# Stated goal:
Write out the entries below once more, exactly, with the pictures left out.

[Dataset records]
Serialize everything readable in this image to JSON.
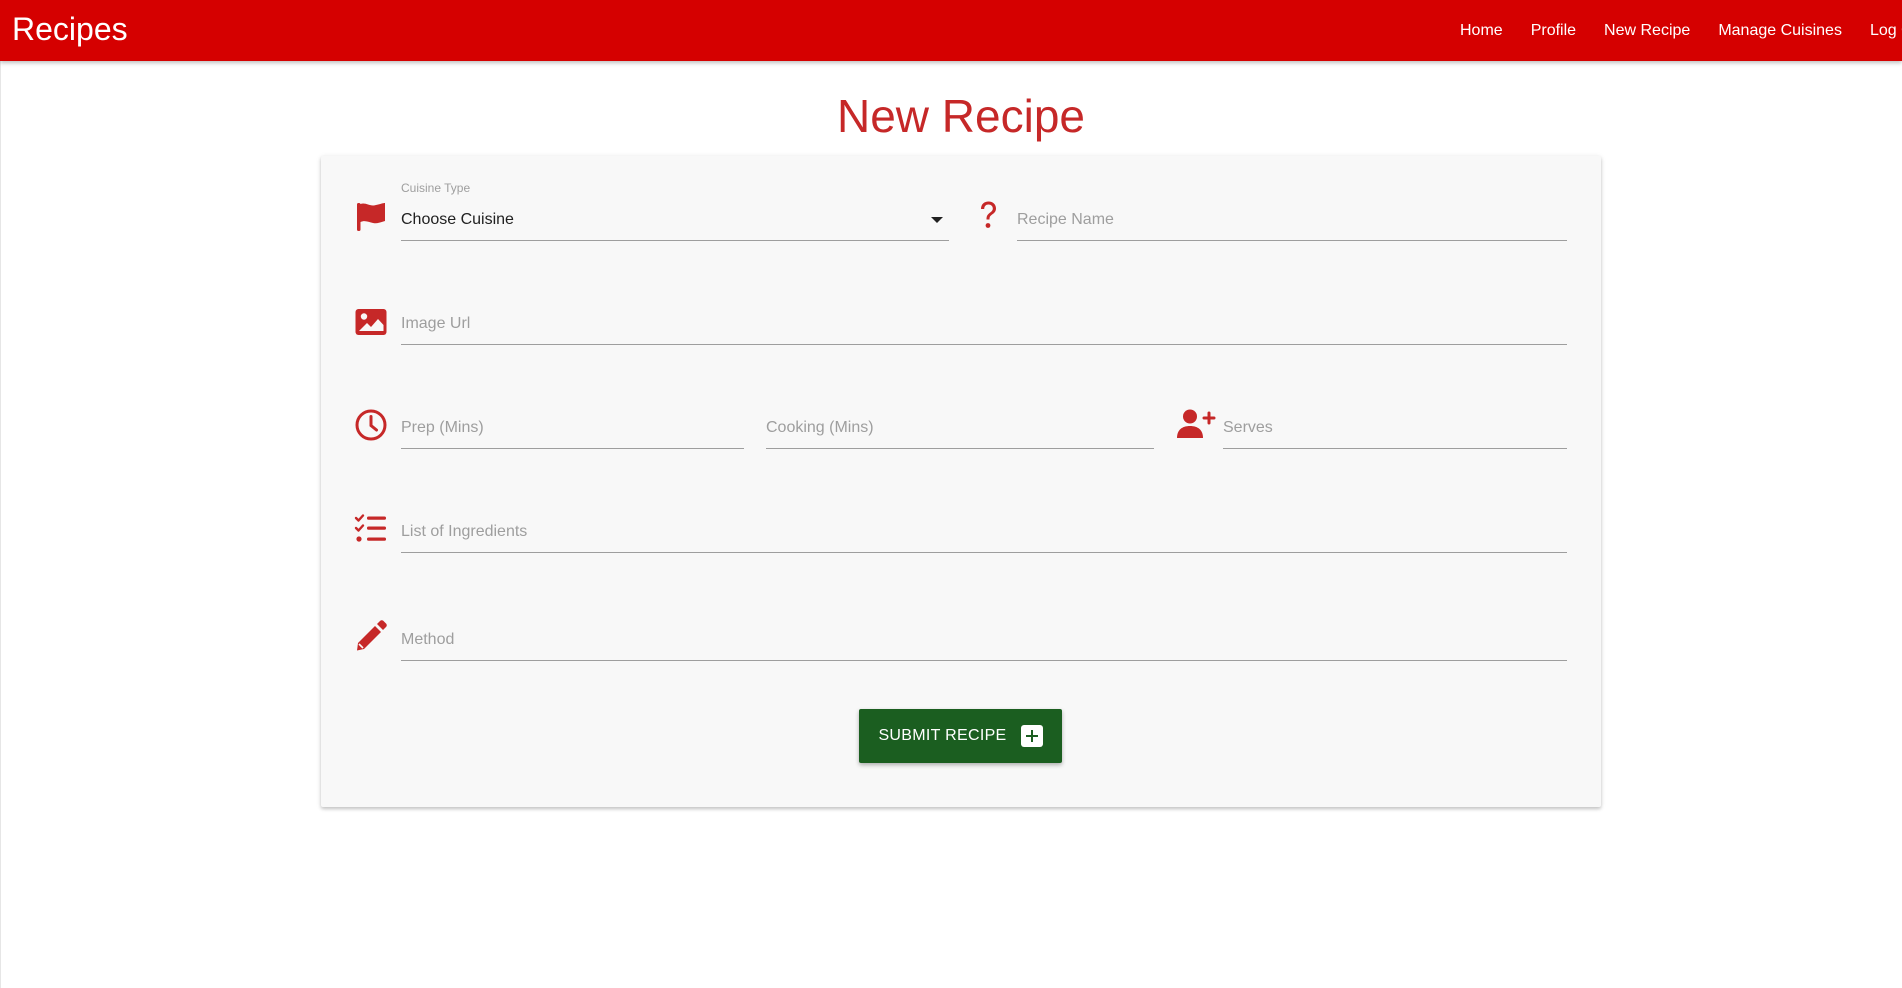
{
  "navbar": {
    "brand": "Recipes",
    "links": [
      "Home",
      "Profile",
      "New Recipe",
      "Manage Cuisines",
      "Log Out"
    ]
  },
  "page_title": "New Recipe",
  "form": {
    "cuisine": {
      "label": "Cuisine Type",
      "selected": "Choose Cuisine",
      "icon": "flag-icon"
    },
    "recipe_name": {
      "placeholder": "Recipe Name",
      "icon": "question-icon"
    },
    "image_url": {
      "placeholder": "Image Url",
      "icon": "image-icon"
    },
    "prep": {
      "placeholder": "Prep (Mins)",
      "icon": "clock-icon"
    },
    "cooking": {
      "placeholder": "Cooking (Mins)"
    },
    "serves": {
      "placeholder": "Serves",
      "icon": "user-plus-icon"
    },
    "ingredients": {
      "placeholder": "List of Ingredients",
      "icon": "checklist-icon"
    },
    "method": {
      "placeholder": "Method",
      "icon": "pencil-icon"
    },
    "submit_label": "SUBMIT RECIPE"
  },
  "colors": {
    "brand_red": "#d50000",
    "accent_red": "#c62828",
    "submit_green": "#1b5e20"
  }
}
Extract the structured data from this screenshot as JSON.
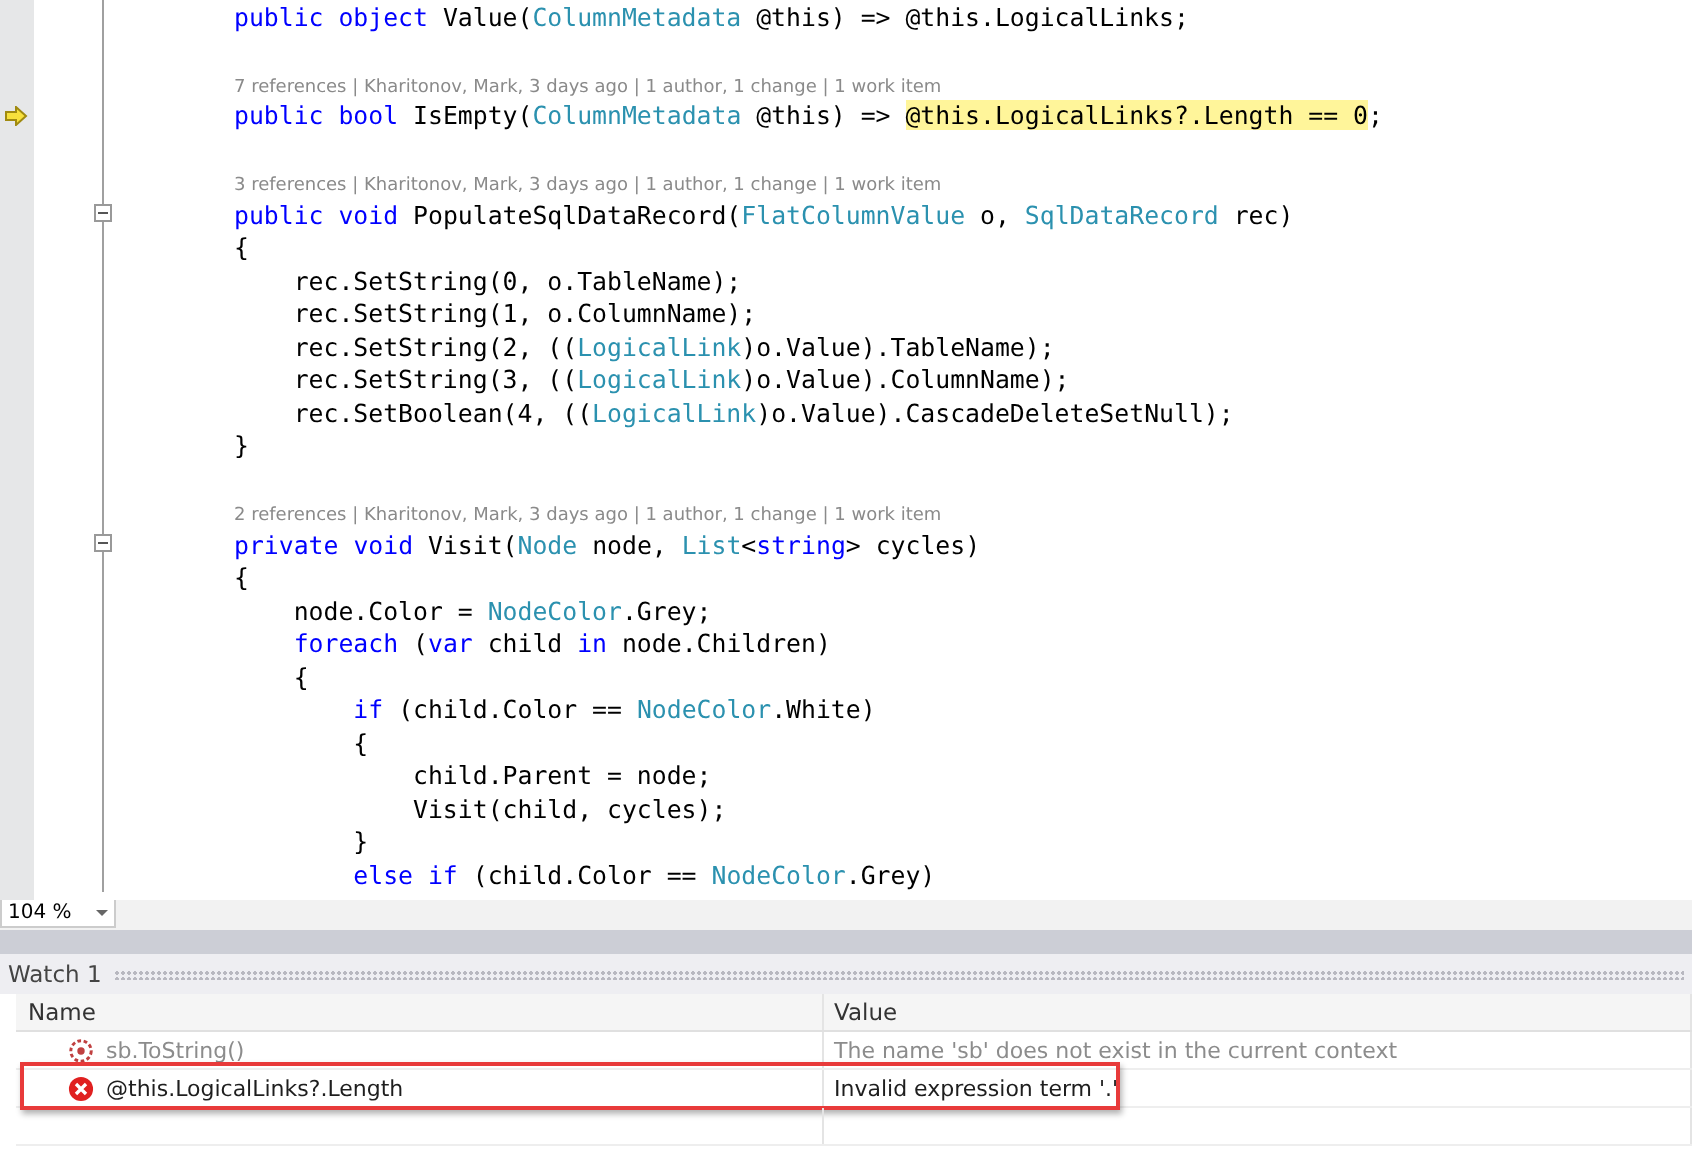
{
  "editor": {
    "lines": [
      {
        "kind": "code",
        "tokens": [
          {
            "kind": "kw",
            "t": "public "
          },
          {
            "kind": "kw",
            "t": "object "
          },
          {
            "kind": "id",
            "t": "Value("
          },
          {
            "kind": "type",
            "t": "ColumnMetadata"
          },
          {
            "kind": "id",
            "t": " @this) => @this.LogicalLinks;"
          }
        ]
      },
      {
        "kind": "blank"
      },
      {
        "kind": "lens",
        "text": "7 references | Kharitonov, Mark, 3 days ago | 1 author, 1 change | 1 work item"
      },
      {
        "kind": "code",
        "current": true,
        "tokens": [
          {
            "kind": "kw",
            "t": "public "
          },
          {
            "kind": "kw",
            "t": "bool "
          },
          {
            "kind": "id",
            "t": "IsEmpty("
          },
          {
            "kind": "type",
            "t": "ColumnMetadata"
          },
          {
            "kind": "id",
            "t": " @this) => "
          },
          {
            "kind": "hl",
            "t": "@this.LogicalLinks?.Length == 0"
          },
          {
            "kind": "id",
            "t": ";"
          }
        ]
      },
      {
        "kind": "blank"
      },
      {
        "kind": "lens",
        "text": "3 references | Kharitonov, Mark, 3 days ago | 1 author, 1 change | 1 work item"
      },
      {
        "kind": "code",
        "fold": true,
        "tokens": [
          {
            "kind": "kw",
            "t": "public "
          },
          {
            "kind": "kw",
            "t": "void "
          },
          {
            "kind": "id",
            "t": "PopulateSqlDataRecord("
          },
          {
            "kind": "type",
            "t": "FlatColumnValue"
          },
          {
            "kind": "id",
            "t": " o, "
          },
          {
            "kind": "type",
            "t": "SqlDataRecord"
          },
          {
            "kind": "id",
            "t": " rec)"
          }
        ]
      },
      {
        "kind": "code",
        "tokens": [
          {
            "kind": "id",
            "t": "{"
          }
        ]
      },
      {
        "kind": "code",
        "tokens": [
          {
            "kind": "id",
            "t": "    rec.SetString(0, o.TableName);"
          }
        ]
      },
      {
        "kind": "code",
        "tokens": [
          {
            "kind": "id",
            "t": "    rec.SetString(1, o.ColumnName);"
          }
        ]
      },
      {
        "kind": "code",
        "tokens": [
          {
            "kind": "id",
            "t": "    rec.SetString(2, (("
          },
          {
            "kind": "type",
            "t": "LogicalLink"
          },
          {
            "kind": "id",
            "t": ")o.Value).TableName);"
          }
        ]
      },
      {
        "kind": "code",
        "tokens": [
          {
            "kind": "id",
            "t": "    rec.SetString(3, (("
          },
          {
            "kind": "type",
            "t": "LogicalLink"
          },
          {
            "kind": "id",
            "t": ")o.Value).ColumnName);"
          }
        ]
      },
      {
        "kind": "code",
        "tokens": [
          {
            "kind": "id",
            "t": "    rec.SetBoolean(4, (("
          },
          {
            "kind": "type",
            "t": "LogicalLink"
          },
          {
            "kind": "id",
            "t": ")o.Value).CascadeDeleteSetNull);"
          }
        ]
      },
      {
        "kind": "code",
        "tokens": [
          {
            "kind": "id",
            "t": "}"
          }
        ]
      },
      {
        "kind": "blank"
      },
      {
        "kind": "lens",
        "text": "2 references | Kharitonov, Mark, 3 days ago | 1 author, 1 change | 1 work item"
      },
      {
        "kind": "code",
        "fold": true,
        "tokens": [
          {
            "kind": "kw",
            "t": "private "
          },
          {
            "kind": "kw",
            "t": "void "
          },
          {
            "kind": "id",
            "t": "Visit("
          },
          {
            "kind": "type",
            "t": "Node"
          },
          {
            "kind": "id",
            "t": " node, "
          },
          {
            "kind": "type",
            "t": "List"
          },
          {
            "kind": "id",
            "t": "<"
          },
          {
            "kind": "kw",
            "t": "string"
          },
          {
            "kind": "id",
            "t": "> cycles)"
          }
        ]
      },
      {
        "kind": "code",
        "tokens": [
          {
            "kind": "id",
            "t": "{"
          }
        ]
      },
      {
        "kind": "code",
        "tokens": [
          {
            "kind": "id",
            "t": "    node.Color = "
          },
          {
            "kind": "type",
            "t": "NodeColor"
          },
          {
            "kind": "id",
            "t": ".Grey;"
          }
        ]
      },
      {
        "kind": "code",
        "tokens": [
          {
            "kind": "kw",
            "t": "    foreach"
          },
          {
            "kind": "id",
            "t": " ("
          },
          {
            "kind": "kw",
            "t": "var"
          },
          {
            "kind": "id",
            "t": " child "
          },
          {
            "kind": "kw",
            "t": "in"
          },
          {
            "kind": "id",
            "t": " node.Children)"
          }
        ]
      },
      {
        "kind": "code",
        "tokens": [
          {
            "kind": "id",
            "t": "    {"
          }
        ]
      },
      {
        "kind": "code",
        "tokens": [
          {
            "kind": "kw",
            "t": "        if"
          },
          {
            "kind": "id",
            "t": " (child.Color == "
          },
          {
            "kind": "type",
            "t": "NodeColor"
          },
          {
            "kind": "id",
            "t": ".White)"
          }
        ]
      },
      {
        "kind": "code",
        "tokens": [
          {
            "kind": "id",
            "t": "        {"
          }
        ]
      },
      {
        "kind": "code",
        "tokens": [
          {
            "kind": "id",
            "t": "            child.Parent = node;"
          }
        ]
      },
      {
        "kind": "code",
        "tokens": [
          {
            "kind": "id",
            "t": "            Visit(child, cycles);"
          }
        ]
      },
      {
        "kind": "code",
        "tokens": [
          {
            "kind": "id",
            "t": "        }"
          }
        ]
      },
      {
        "kind": "code",
        "tokens": [
          {
            "kind": "kw",
            "t": "        else if"
          },
          {
            "kind": "id",
            "t": " (child.Color == "
          },
          {
            "kind": "type",
            "t": "NodeColor"
          },
          {
            "kind": "id",
            "t": ".Grey)"
          }
        ]
      }
    ],
    "zoom": "104 %"
  },
  "watch": {
    "title": "Watch 1",
    "columns": [
      "Name",
      "Value"
    ],
    "rows": [
      {
        "kind": "stale",
        "name": "sb.ToString()",
        "value": "The name 'sb' does not exist in the current context",
        "highlighted": false
      },
      {
        "kind": "error",
        "name": "@this.LogicalLinks?.Length",
        "value": "Invalid expression term '.'",
        "highlighted": true
      }
    ]
  }
}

# Complete response:
Serialize everything readable in this image to JSON.
{
  "navbar": {
    "brand": "Recipes",
    "links": [
      "Home",
      "Profile",
      "New Recipe",
      "Manage Cuisines",
      "Log Out"
    ]
  },
  "page_title": "New Recipe",
  "form": {
    "cuisine": {
      "label": "Cuisine Type",
      "selected": "Choose Cuisine",
      "icon": "flag-icon"
    },
    "recipe_name": {
      "placeholder": "Recipe Name",
      "icon": "question-icon"
    },
    "image_url": {
      "placeholder": "Image Url",
      "icon": "image-icon"
    },
    "prep": {
      "placeholder": "Prep (Mins)",
      "icon": "clock-icon"
    },
    "cooking": {
      "placeholder": "Cooking (Mins)"
    },
    "serves": {
      "placeholder": "Serves",
      "icon": "user-plus-icon"
    },
    "ingredients": {
      "placeholder": "List of Ingredients",
      "icon": "checklist-icon"
    },
    "method": {
      "placeholder": "Method",
      "icon": "pencil-icon"
    },
    "submit_label": "SUBMIT RECIPE"
  },
  "colors": {
    "brand_red": "#d50000",
    "accent_red": "#c62828",
    "submit_green": "#1b5e20"
  }
}
Extract the structured data from this screenshot as JSON.
{
  "editor": {
    "lines": [
      {
        "kind": "code",
        "tokens": [
          {
            "kind": "kw",
            "t": "public "
          },
          {
            "kind": "kw",
            "t": "object "
          },
          {
            "kind": "id",
            "t": "Value("
          },
          {
            "kind": "type",
            "t": "ColumnMetadata"
          },
          {
            "kind": "id",
            "t": " @this) => @this.LogicalLinks;"
          }
        ]
      },
      {
        "kind": "blank"
      },
      {
        "kind": "lens",
        "text": "7 references | Kharitonov, Mark, 3 days ago | 1 author, 1 change | 1 work item"
      },
      {
        "kind": "code",
        "current": true,
        "tokens": [
          {
            "kind": "kw",
            "t": "public "
          },
          {
            "kind": "kw",
            "t": "bool "
          },
          {
            "kind": "id",
            "t": "IsEmpty("
          },
          {
            "kind": "type",
            "t": "ColumnMetadata"
          },
          {
            "kind": "id",
            "t": " @this) => "
          },
          {
            "kind": "hl",
            "t": "@this.LogicalLinks?.Length == 0"
          },
          {
            "kind": "id",
            "t": ";"
          }
        ]
      },
      {
        "kind": "blank"
      },
      {
        "kind": "lens",
        "text": "3 references | Kharitonov, Mark, 3 days ago | 1 author, 1 change | 1 work item"
      },
      {
        "kind": "code",
        "fold": true,
        "tokens": [
          {
            "kind": "kw",
            "t": "public "
          },
          {
            "kind": "kw",
            "t": "void "
          },
          {
            "kind": "id",
            "t": "PopulateSqlDataRecord("
          },
          {
            "kind": "type",
            "t": "FlatColumnValue"
          },
          {
            "kind": "id",
            "t": " o, "
          },
          {
            "kind": "type",
            "t": "SqlDataRecord"
          },
          {
            "kind": "id",
            "t": " rec)"
          }
        ]
      },
      {
        "kind": "code",
        "tokens": [
          {
            "kind": "id",
            "t": "{"
          }
        ]
      },
      {
        "kind": "code",
        "tokens": [
          {
            "kind": "id",
            "t": "    rec.SetString(0, o.TableName);"
          }
        ]
      },
      {
        "kind": "code",
        "tokens": [
          {
            "kind": "id",
            "t": "    rec.SetString(1, o.ColumnName);"
          }
        ]
      },
      {
        "kind": "code",
        "tokens": [
          {
            "kind": "id",
            "t": "    rec.SetString(2, (("
          },
          {
            "kind": "type",
            "t": "LogicalLink"
          },
          {
            "kind": "id",
            "t": ")o.Value).TableName);"
          }
        ]
      },
      {
        "kind": "code",
        "tokens": [
          {
            "kind": "id",
            "t": "    rec.SetString(3, (("
          },
          {
            "kind": "type",
            "t": "LogicalLink"
          },
          {
            "kind": "id",
            "t": ")o.Value).ColumnName);"
          }
        ]
      },
      {
        "kind": "code",
        "tokens": [
          {
            "kind": "id",
            "t": "    rec.SetBoolean(4, (("
          },
          {
            "kind": "type",
            "t": "LogicalLink"
          },
          {
            "kind": "id",
            "t": ")o.Value).CascadeDeleteSetNull);"
          }
        ]
      },
      {
        "kind": "code",
        "tokens": [
          {
            "kind": "id",
            "t": "}"
          }
        ]
      },
      {
        "kind": "blank"
      },
      {
        "kind": "lens",
        "text": "2 references | Kharitonov, Mark, 3 days ago | 1 author, 1 change | 1 work item"
      },
      {
        "kind": "code",
        "fold": true,
        "tokens": [
          {
            "kind": "kw",
            "t": "private "
          },
          {
            "kind": "kw",
            "t": "void "
          },
          {
            "kind": "id",
            "t": "Visit("
          },
          {
            "kind": "type",
            "t": "Node"
          },
          {
            "kind": "id",
            "t": " node, "
          },
          {
            "kind": "type",
            "t": "List"
          },
          {
            "kind": "id",
            "t": "<"
          },
          {
            "kind": "kw",
            "t": "string"
          },
          {
            "kind": "id",
            "t": "> cycles)"
          }
        ]
      },
      {
        "kind": "code",
        "tokens": [
          {
            "kind": "id",
            "t": "{"
          }
        ]
      },
      {
        "kind": "code",
        "tokens": [
          {
            "kind": "id",
            "t": "    node.Color = "
          },
          {
            "kind": "type",
            "t": "NodeColor"
          },
          {
            "kind": "id",
            "t": ".Grey;"
          }
        ]
      },
      {
        "kind": "code",
        "tokens": [
          {
            "kind": "kw",
            "t": "    foreach"
          },
          {
            "kind": "id",
            "t": " ("
          },
          {
            "kind": "kw",
            "t": "var"
          },
          {
            "kind": "id",
            "t": " child "
          },
          {
            "kind": "kw",
            "t": "in"
          },
          {
            "kind": "id",
            "t": " node.Children)"
          }
        ]
      },
      {
        "kind": "code",
        "tokens": [
          {
            "kind": "id",
            "t": "    {"
          }
        ]
      },
      {
        "kind": "code",
        "tokens": [
          {
            "kind": "kw",
            "t": "        if"
          },
          {
            "kind": "id",
            "t": " (child.Color == "
          },
          {
            "kind": "type",
            "t": "NodeColor"
          },
          {
            "kind": "id",
            "t": ".White)"
          }
        ]
      },
      {
        "kind": "code",
        "tokens": [
          {
            "kind": "id",
            "t": "        {"
          }
        ]
      },
      {
        "kind": "code",
        "tokens": [
          {
            "kind": "id",
            "t": "            child.Parent = node;"
          }
        ]
      },
      {
        "kind": "code",
        "tokens": [
          {
            "kind": "id",
            "t": "            Visit(child, cycles);"
          }
        ]
      },
      {
        "kind": "code",
        "tokens": [
          {
            "kind": "id",
            "t": "        }"
          }
        ]
      },
      {
        "kind": "code",
        "tokens": [
          {
            "kind": "kw",
            "t": "        else if"
          },
          {
            "kind": "id",
            "t": " (child.Color == "
          },
          {
            "kind": "type",
            "t": "NodeColor"
          },
          {
            "kind": "id",
            "t": ".Grey)"
          }
        ]
      }
    ],
    "zoom": "104 %"
  },
  "watch": {
    "title": "Watch 1",
    "columns": [
      "Name",
      "Value"
    ],
    "rows": [
      {
        "kind": "stale",
        "name": "sb.ToString()",
        "value": "The name 'sb' does not exist in the current context",
        "highlighted": false
      },
      {
        "kind": "error",
        "name": "@this.LogicalLinks?.Length",
        "value": "Invalid expression term '.'",
        "highlighted": true
      }
    ]
  }
}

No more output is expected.